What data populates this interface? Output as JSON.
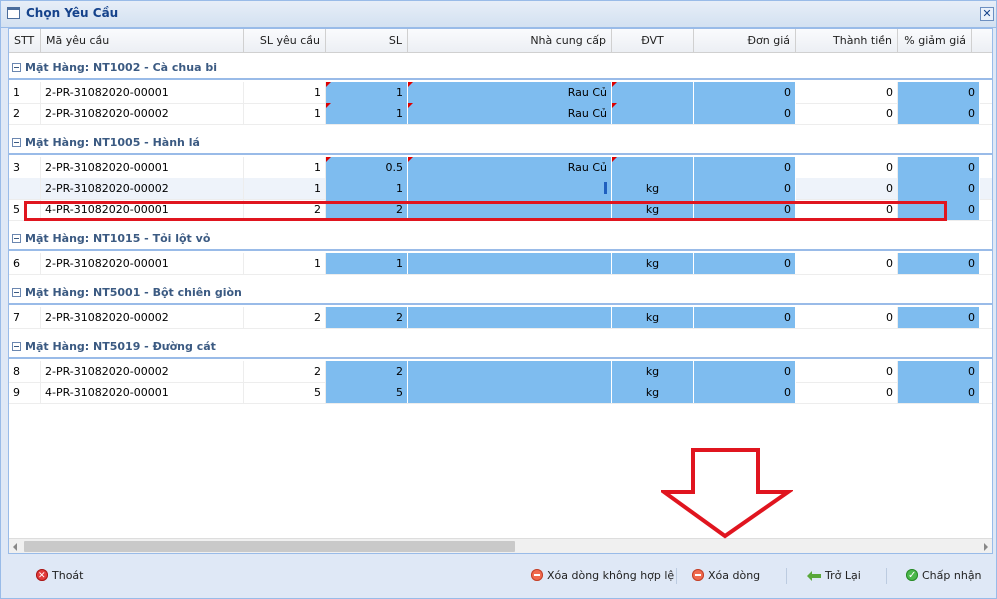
{
  "window": {
    "title": "Chọn Yêu Cầu",
    "close_icon": "close-icon"
  },
  "columns": {
    "stt": "STT",
    "ma_yeu_cau": "Mã yêu cầu",
    "sl_yeu_cau": "SL yêu cầu",
    "sl": "SL",
    "nha_cung_cap": "Nhà cung cấp",
    "dvt": "ĐVT",
    "don_gia": "Đơn giá",
    "thanh_tien": "Thành tiền",
    "giam_gia": "% giảm giá"
  },
  "groups": [
    {
      "label": "Mặt Hàng: NT1002 - Cà chua bi",
      "rows": [
        {
          "stt": "1",
          "ma": "2-PR-31082020-00001",
          "sl_yc": "1",
          "sl": "1",
          "ncc": "Rau Củ",
          "dvt": "",
          "don_gia": "0",
          "thanh_tien": "0",
          "giam_gia": "0"
        },
        {
          "stt": "2",
          "ma": "2-PR-31082020-00002",
          "sl_yc": "1",
          "sl": "1",
          "ncc": "Rau Củ",
          "dvt": "",
          "don_gia": "0",
          "thanh_tien": "0",
          "giam_gia": "0"
        }
      ]
    },
    {
      "label": "Mặt Hàng: NT1005 - Hành lá",
      "rows": [
        {
          "stt": "3",
          "ma": "2-PR-31082020-00001",
          "sl_yc": "1",
          "sl": "0.5",
          "ncc": "Rau Củ",
          "dvt": "",
          "don_gia": "0",
          "thanh_tien": "0",
          "giam_gia": "0"
        },
        {
          "stt": "",
          "ma": "2-PR-31082020-00002",
          "sl_yc": "1",
          "sl": "1",
          "ncc": "",
          "dvt": "kg",
          "don_gia": "0",
          "thanh_tien": "0",
          "giam_gia": "0"
        },
        {
          "stt": "5",
          "ma": "4-PR-31082020-00001",
          "sl_yc": "2",
          "sl": "2",
          "ncc": "",
          "dvt": "kg",
          "don_gia": "0",
          "thanh_tien": "0",
          "giam_gia": "0"
        }
      ]
    },
    {
      "label": "Mặt Hàng: NT1015 - Tỏi lột vỏ",
      "rows": [
        {
          "stt": "6",
          "ma": "2-PR-31082020-00001",
          "sl_yc": "1",
          "sl": "1",
          "ncc": "",
          "dvt": "kg",
          "don_gia": "0",
          "thanh_tien": "0",
          "giam_gia": "0"
        }
      ]
    },
    {
      "label": "Mặt Hàng: NT5001 - Bột chiên giòn",
      "rows": [
        {
          "stt": "7",
          "ma": "2-PR-31082020-00002",
          "sl_yc": "2",
          "sl": "2",
          "ncc": "",
          "dvt": "kg",
          "don_gia": "0",
          "thanh_tien": "0",
          "giam_gia": "0"
        }
      ]
    },
    {
      "label": "Mặt Hàng: NT5019 - Đường cát",
      "rows": [
        {
          "stt": "8",
          "ma": "2-PR-31082020-00002",
          "sl_yc": "2",
          "sl": "2",
          "ncc": "",
          "dvt": "kg",
          "don_gia": "0",
          "thanh_tien": "0",
          "giam_gia": "0"
        },
        {
          "stt": "9",
          "ma": "4-PR-31082020-00001",
          "sl_yc": "5",
          "sl": "5",
          "ncc": "",
          "dvt": "kg",
          "don_gia": "0",
          "thanh_tien": "0",
          "giam_gia": "0"
        }
      ]
    }
  ],
  "buttons": {
    "thoat": "Thoát",
    "xoa_khong_hop_le": "Xóa dòng không hợp lệ",
    "xoa_dong": "Xóa dòng",
    "tro_lai": "Trở Lại",
    "chap_nhan": "Chấp nhận"
  },
  "colors": {
    "editable_cell": "#7ebcef",
    "highlight": "#e0151f",
    "group_text": "#3b5a82"
  }
}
++++++++++
(Given exercise): Reproduce each line of the entries in which the word "label" is found.

(Reply):
      "label": "Mặt Hàng: NT1002 - Cà chua bi",
      "label": "Mặt Hàng: NT1005 - Hành lá",
      "label": "Mặt Hàng: NT1015 - Tỏi lột vỏ",
      "label": "Mặt Hàng: NT5001 - Bột chiên giòn",
      "label": "Mặt Hàng: NT5019 - Đường cát",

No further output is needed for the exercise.